──────── DATA FOR THIS EXERCISE ────────
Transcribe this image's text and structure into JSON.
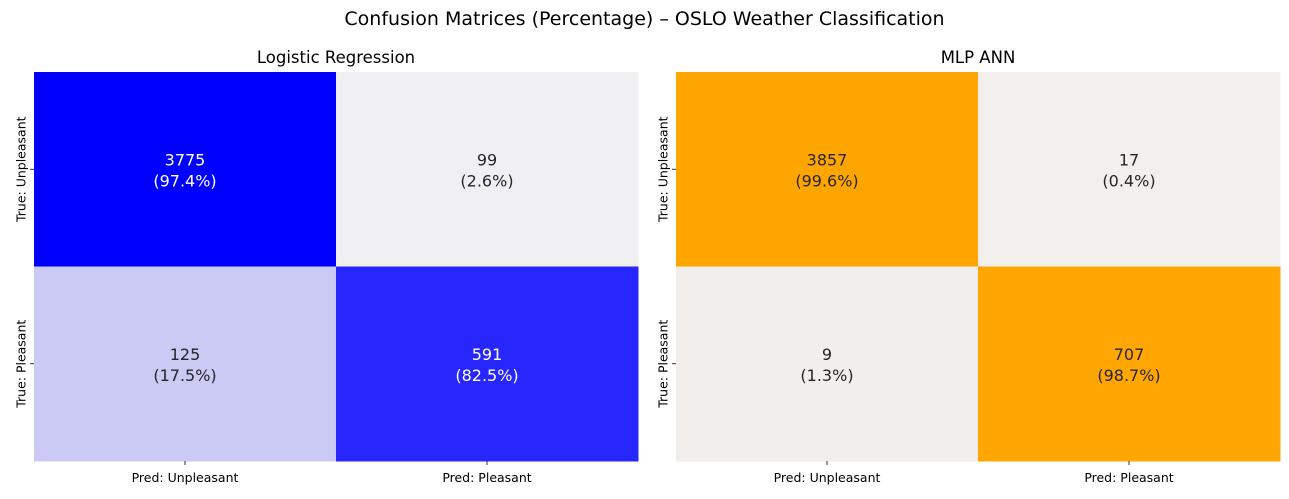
{
  "suptitle": "Confusion Matrices (Percentage) – OSLO Weather Classification",
  "chart_data": [
    {
      "type": "heatmap",
      "title": "Logistic Regression",
      "x_labels": [
        "Pred: Unpleasant",
        "Pred: Pleasant"
      ],
      "y_labels": [
        "True: Unpleasant",
        "True: Pleasant"
      ],
      "counts": [
        [
          3775,
          99
        ],
        [
          125,
          591
        ]
      ],
      "percent_labels": [
        [
          "(97.4%)",
          "(2.6%)"
        ],
        [
          "(17.5%)",
          "(82.5%)"
        ]
      ],
      "percentages": [
        [
          97.4,
          2.6
        ],
        [
          17.5,
          82.5
        ]
      ],
      "colormap": {
        "low": "#f0f0f2",
        "high": "#0000ff"
      },
      "colorbar": false
    },
    {
      "type": "heatmap",
      "title": "MLP ANN",
      "x_labels": [
        "Pred: Unpleasant",
        "Pred: Pleasant"
      ],
      "y_labels": [
        "True: Unpleasant",
        "True: Pleasant"
      ],
      "counts": [
        [
          3857,
          17
        ],
        [
          9,
          707
        ]
      ],
      "percent_labels": [
        [
          "(99.6%)",
          "(0.4%)"
        ],
        [
          "(1.3%)",
          "(98.7%)"
        ]
      ],
      "percentages": [
        [
          99.6,
          0.4
        ],
        [
          1.3,
          98.7
        ]
      ],
      "colormap": {
        "low": "#f2efed",
        "high": "#ffa500"
      },
      "colorbar": false
    }
  ]
}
────────
= PROBLEM =
All the records need to be repeated exactly, with the images dropped.

= FULL ANSWER =
Transcribe this image's text and structure into JSON.
{
  "suptitle": "Confusion Matrices (Percentage) – OSLO Weather Classification",
  "chart_data": [
    {
      "type": "heatmap",
      "title": "Logistic Regression",
      "x_labels": [
        "Pred: Unpleasant",
        "Pred: Pleasant"
      ],
      "y_labels": [
        "True: Unpleasant",
        "True: Pleasant"
      ],
      "counts": [
        [
          3775,
          99
        ],
        [
          125,
          591
        ]
      ],
      "percent_labels": [
        [
          "(97.4%)",
          "(2.6%)"
        ],
        [
          "(17.5%)",
          "(82.5%)"
        ]
      ],
      "percentages": [
        [
          97.4,
          2.6
        ],
        [
          17.5,
          82.5
        ]
      ],
      "colormap": {
        "low": "#f0f0f2",
        "high": "#0000ff"
      },
      "colorbar": false
    },
    {
      "type": "heatmap",
      "title": "MLP ANN",
      "x_labels": [
        "Pred: Unpleasant",
        "Pred: Pleasant"
      ],
      "y_labels": [
        "True: Unpleasant",
        "True: Pleasant"
      ],
      "counts": [
        [
          3857,
          17
        ],
        [
          9,
          707
        ]
      ],
      "percent_labels": [
        [
          "(99.6%)",
          "(0.4%)"
        ],
        [
          "(1.3%)",
          "(98.7%)"
        ]
      ],
      "percentages": [
        [
          99.6,
          0.4
        ],
        [
          1.3,
          98.7
        ]
      ],
      "colormap": {
        "low": "#f2efed",
        "high": "#ffa500"
      },
      "colorbar": false
    }
  ]
}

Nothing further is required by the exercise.